What is being asked - Collect all lines containing the word "this" from the data.

Input data -
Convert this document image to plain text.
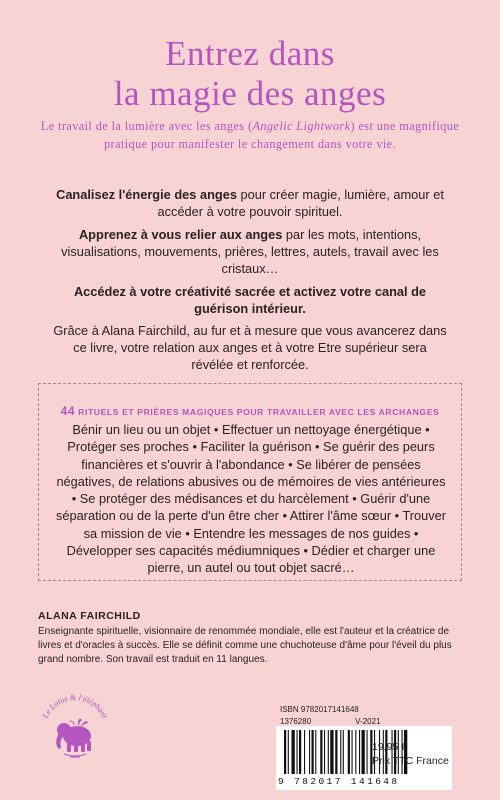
Entrez dans
la magie des anges
Le travail de la lumière avec les anges (Angelic Lightwork) est une magnifique pratique pour manifester le changement dans votre vie.
Canalisez l'énergie des anges pour créer magie, lumière, amour et accéder à votre pouvoir spirituel.
Apprenez à vous relier aux anges par les mots, intentions, visualisations, mouvements, prières, lettres, autels, travail avec les cristaux…
Accédez à votre créativité sacrée et activez votre canal de guérison intérieur.
Grâce à Alana Fairchild, au fur et à mesure que vous avancerez dans ce livre, votre relation aux anges et à votre Etre supérieur sera révélée et renforcée.
44 RITUELS ET PRIÈRES MAGIQUES POUR TRAVAILLER AVEC LES ARCHANGES
Bénir un lieu ou un objet • Effectuer un nettoyage énergétique • Protéger ses proches • Faciliter la guérison • Se guérir des peurs financières et s'ouvrir à l'abondance • Se libérer de pensées négatives, de relations abusives ou de mémoires de vies antérieures • Se protéger des médisances et du harcèlement • Guérir d'une séparation ou de la perte d'un être cher • Attirer l'âme sœur • Trouver sa mission de vie • Entendre les messages de nos guides • Développer ses capacités médiumniques • Dédier et charger une pierre, un autel ou tout objet sacré…
ALANA FAIRCHILD
Enseignante spirituelle, visionnaire de renommée mondiale, elle est l'auteur et la créatrice de livres et d'oracles à succès. Elle se définit comme une chuchoteuse d'âme pour l'éveil du plus grand nombre. Son travail est traduit en 11 langues.
Le Lotus & l'éléphant
ISBN 9782017141648
1376280	V-2021
9 782017 141648
19,95 €
Prix TTC France
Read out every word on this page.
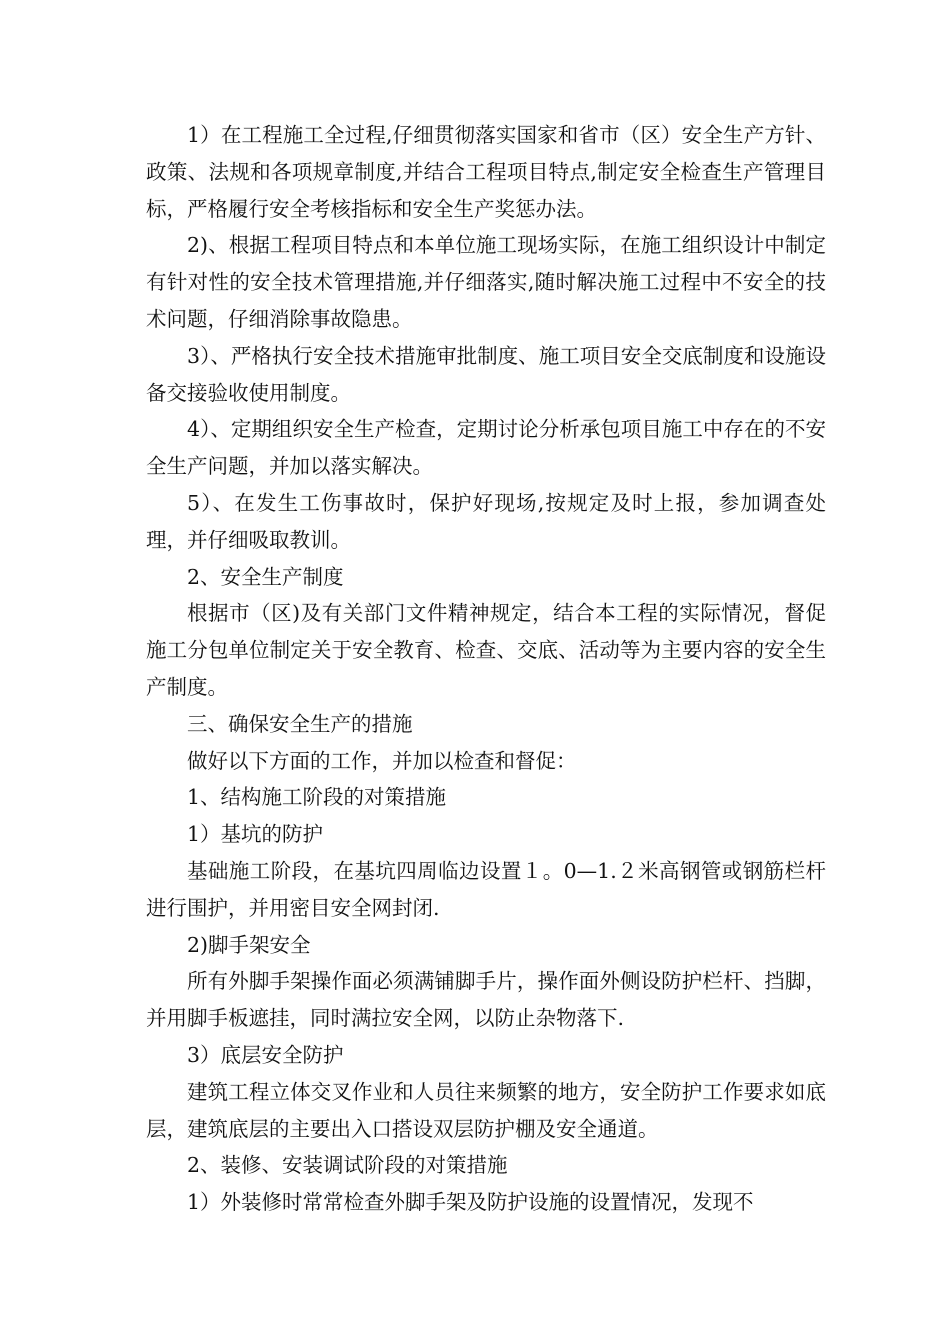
1）在工程施工全过程,仔细贯彻落实国家和省市（区）安全生产方针、政策、法规和各项规章制度,并结合工程项目特点,制定安全检查生产管理目标，严格履行安全考核指标和安全生产奖惩办法。

2)、根据工程项目特点和本单位施工现场实际，在施工组织设计中制定有针对性的安全技术管理措施,并仔细落实,随时解决施工过程中不安全的技术问题，仔细消除事故隐患。

3）、严格执行安全技术措施审批制度、施工项目安全交底制度和设施设备交接验收使用制度。

4）、定期组织安全生产检查，定期讨论分析承包项目施工中存在的不安全生产问题，并加以落实解决。

5）、在发生工伤事故时，保护好现场,按规定及时上报，参加调查处理，并仔细吸取教训。

2、安全生产制度

根据市（区)及有关部门文件精神规定，结合本工程的实际情况，督促施工分包单位制定关于安全教育、检查、交底、活动等为主要内容的安全生产制度。

三、确保安全生产的措施

做好以下方面的工作，并加以检查和督促：

1、结构施工阶段的对策措施

1）基坑的防护

基础施工阶段，在基坑四周临边设置１。0—1.２米高钢管或钢筋栏杆进行围护，并用密目安全网封闭.

2)脚手架安全

所有外脚手架操作面必须满铺脚手片，操作面外侧设防护栏杆、挡脚，并用脚手板遮挂，同时满拉安全网，以防止杂物落下.

3）底层安全防护

建筑工程立体交叉作业和人员往来频繁的地方，安全防护工作要求如底层，建筑底层的主要出入口搭设双层防护棚及安全通道。

2、装修、安装调试阶段的对策措施

1）外装修时常常检查外脚手架及防护设施的设置情况，发现不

Completed exercise -
Convert this document image to plain text.
Read out every word on this page.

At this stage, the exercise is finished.